[Dataset records]
********************

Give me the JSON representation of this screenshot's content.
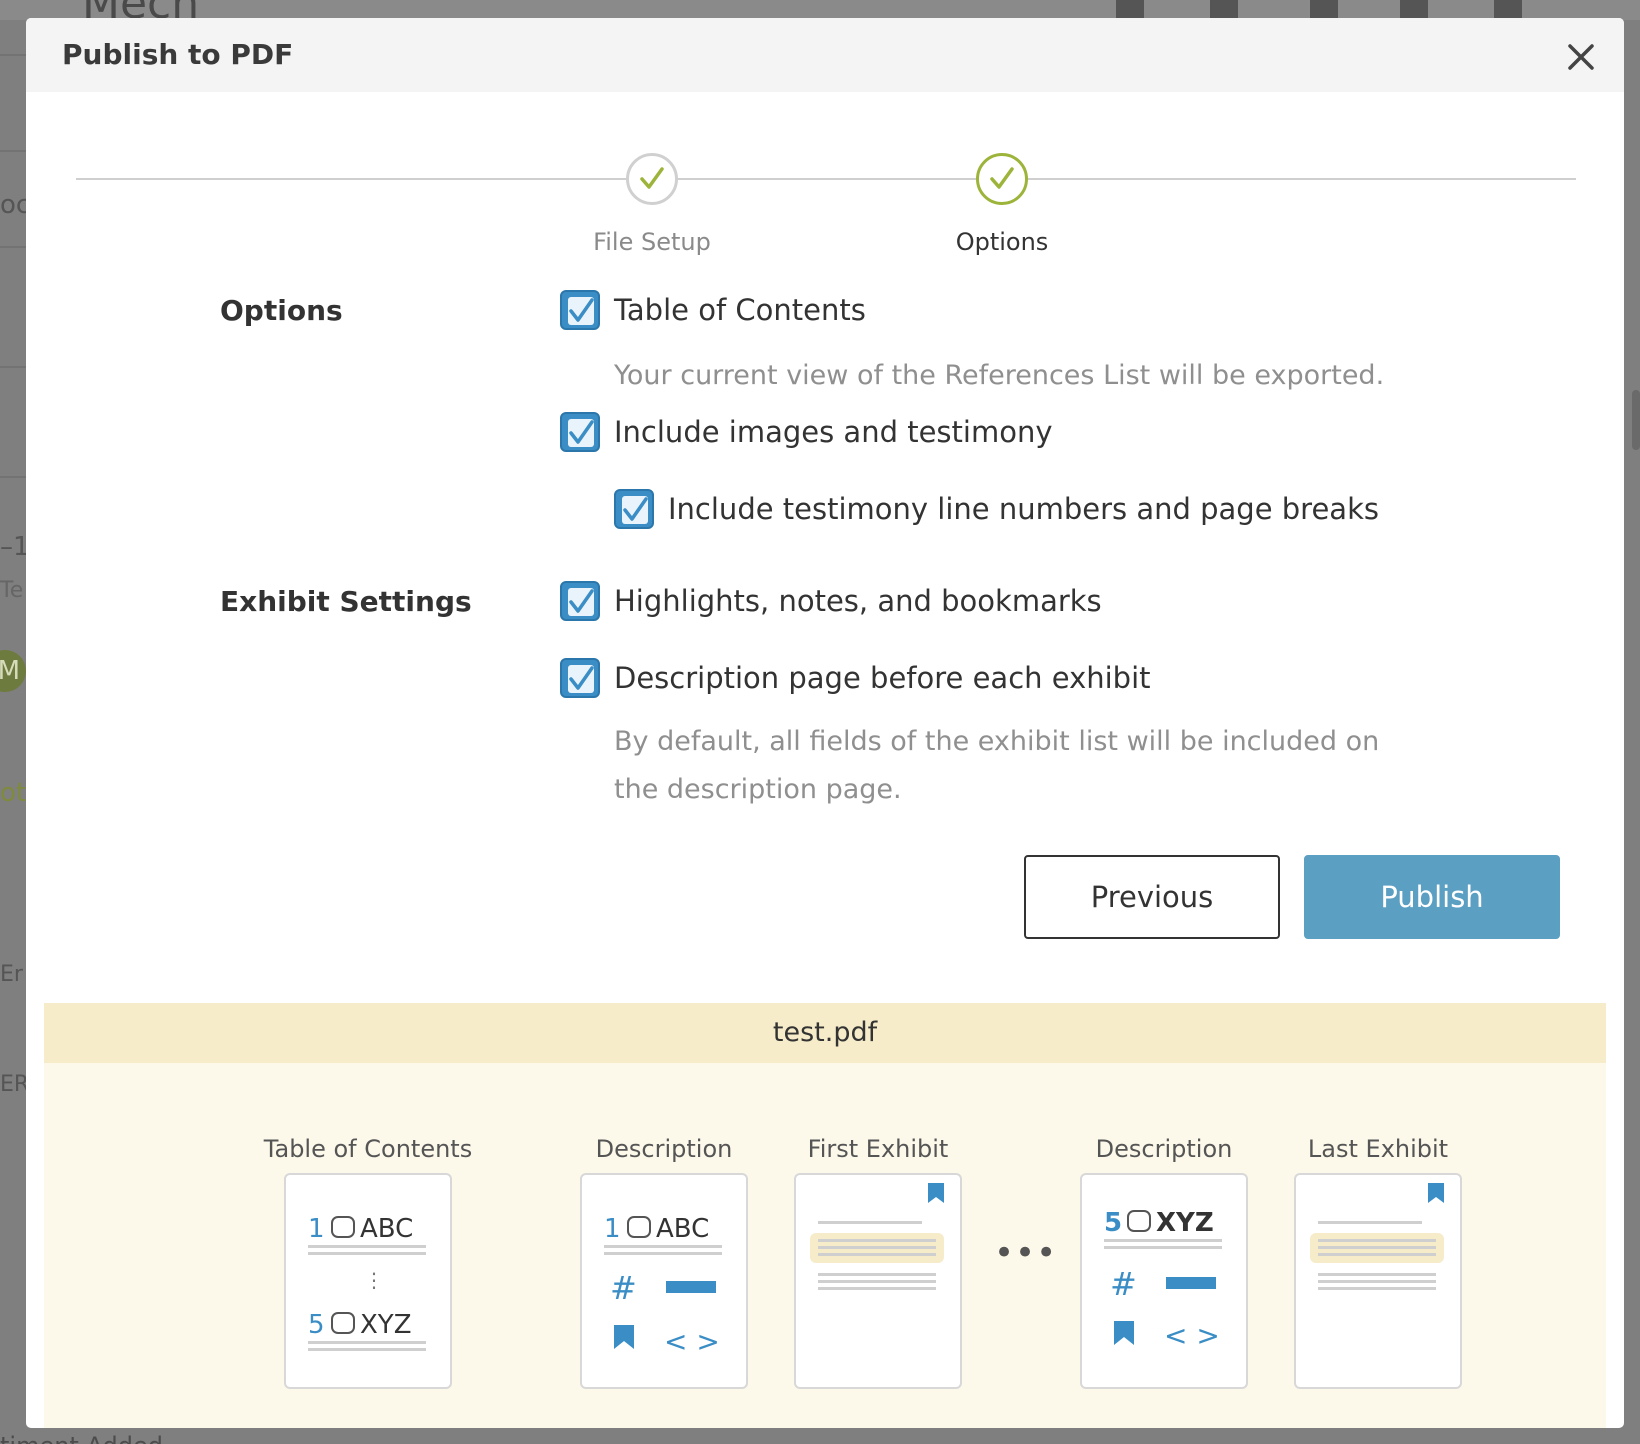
{
  "background": {
    "app_title": "Mech",
    "fragments": [
      "oc",
      "–1",
      "Te",
      "M",
      "oti",
      "Er",
      "ER"
    ],
    "bottom_text": "timent Added"
  },
  "modal": {
    "title": "Publish to PDF",
    "close_icon": "close-icon"
  },
  "stepper": {
    "steps": [
      {
        "label": "File Setup",
        "state": "completed"
      },
      {
        "label": "Options",
        "state": "active"
      }
    ],
    "colors": {
      "inactive": "#d0d0d0",
      "active": "#9cb43a"
    }
  },
  "sections": {
    "options": {
      "heading": "Options",
      "items": [
        {
          "label": "Table of Contents",
          "checked": true,
          "hint": "Your current view of the References List will be exported."
        },
        {
          "label": "Include images and testimony",
          "checked": true
        },
        {
          "label": "Include testimony line numbers and page breaks",
          "checked": true
        }
      ]
    },
    "exhibit": {
      "heading": "Exhibit Settings",
      "items": [
        {
          "label": "Highlights, notes, and bookmarks",
          "checked": true
        },
        {
          "label": "Description page before each exhibit",
          "checked": true,
          "hint": "By default, all fields of the exhibit list will be included on the description page."
        }
      ]
    }
  },
  "buttons": {
    "previous": "Previous",
    "publish": "Publish",
    "publish_color": "#5b9fc3"
  },
  "preview": {
    "filename": "test.pdf",
    "pages": [
      {
        "label": "Table of Contents",
        "lines": [
          {
            "num": "1",
            "text": "ABC"
          },
          {
            "num": "5",
            "text": "XYZ"
          }
        ],
        "separator": "⋮"
      },
      {
        "label": "Description",
        "num": "1",
        "text": "ABC",
        "hash": "#",
        "brackets": "< >"
      },
      {
        "label": "First Exhibit"
      },
      {
        "label": "Description",
        "num": "5",
        "text": "XYZ",
        "hash": "#",
        "brackets": "< >"
      },
      {
        "label": "Last Exhibit"
      }
    ],
    "ellipsis": "•••",
    "colors": {
      "accent": "#3a8dc5",
      "highlight": "#f6ecca"
    }
  }
}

********************

Leave out all images, then reproduce the entries above exactly.

Give me the JSON representation of this screenshot's content.
{
  "background": {
    "app_title": "Mech",
    "fragments": [
      "oc",
      "–1",
      "Te",
      "M",
      "oti",
      "Er",
      "ER"
    ],
    "bottom_text": "timent Added"
  },
  "modal": {
    "title": "Publish to PDF",
    "close_icon": "close-icon"
  },
  "stepper": {
    "steps": [
      {
        "label": "File Setup",
        "state": "completed"
      },
      {
        "label": "Options",
        "state": "active"
      }
    ],
    "colors": {
      "inactive": "#d0d0d0",
      "active": "#9cb43a"
    }
  },
  "sections": {
    "options": {
      "heading": "Options",
      "items": [
        {
          "label": "Table of Contents",
          "checked": true,
          "hint": "Your current view of the References List will be exported."
        },
        {
          "label": "Include images and testimony",
          "checked": true
        },
        {
          "label": "Include testimony line numbers and page breaks",
          "checked": true
        }
      ]
    },
    "exhibit": {
      "heading": "Exhibit Settings",
      "items": [
        {
          "label": "Highlights, notes, and bookmarks",
          "checked": true
        },
        {
          "label": "Description page before each exhibit",
          "checked": true,
          "hint": "By default, all fields of the exhibit list will be included on the description page."
        }
      ]
    }
  },
  "buttons": {
    "previous": "Previous",
    "publish": "Publish",
    "publish_color": "#5b9fc3"
  },
  "preview": {
    "filename": "test.pdf",
    "pages": [
      {
        "label": "Table of Contents",
        "lines": [
          {
            "num": "1",
            "text": "ABC"
          },
          {
            "num": "5",
            "text": "XYZ"
          }
        ],
        "separator": "⋮"
      },
      {
        "label": "Description",
        "num": "1",
        "text": "ABC",
        "hash": "#",
        "brackets": "< >"
      },
      {
        "label": "First Exhibit"
      },
      {
        "label": "Description",
        "num": "5",
        "text": "XYZ",
        "hash": "#",
        "brackets": "< >"
      },
      {
        "label": "Last Exhibit"
      }
    ],
    "ellipsis": "•••",
    "colors": {
      "accent": "#3a8dc5",
      "highlight": "#f6ecca"
    }
  }
}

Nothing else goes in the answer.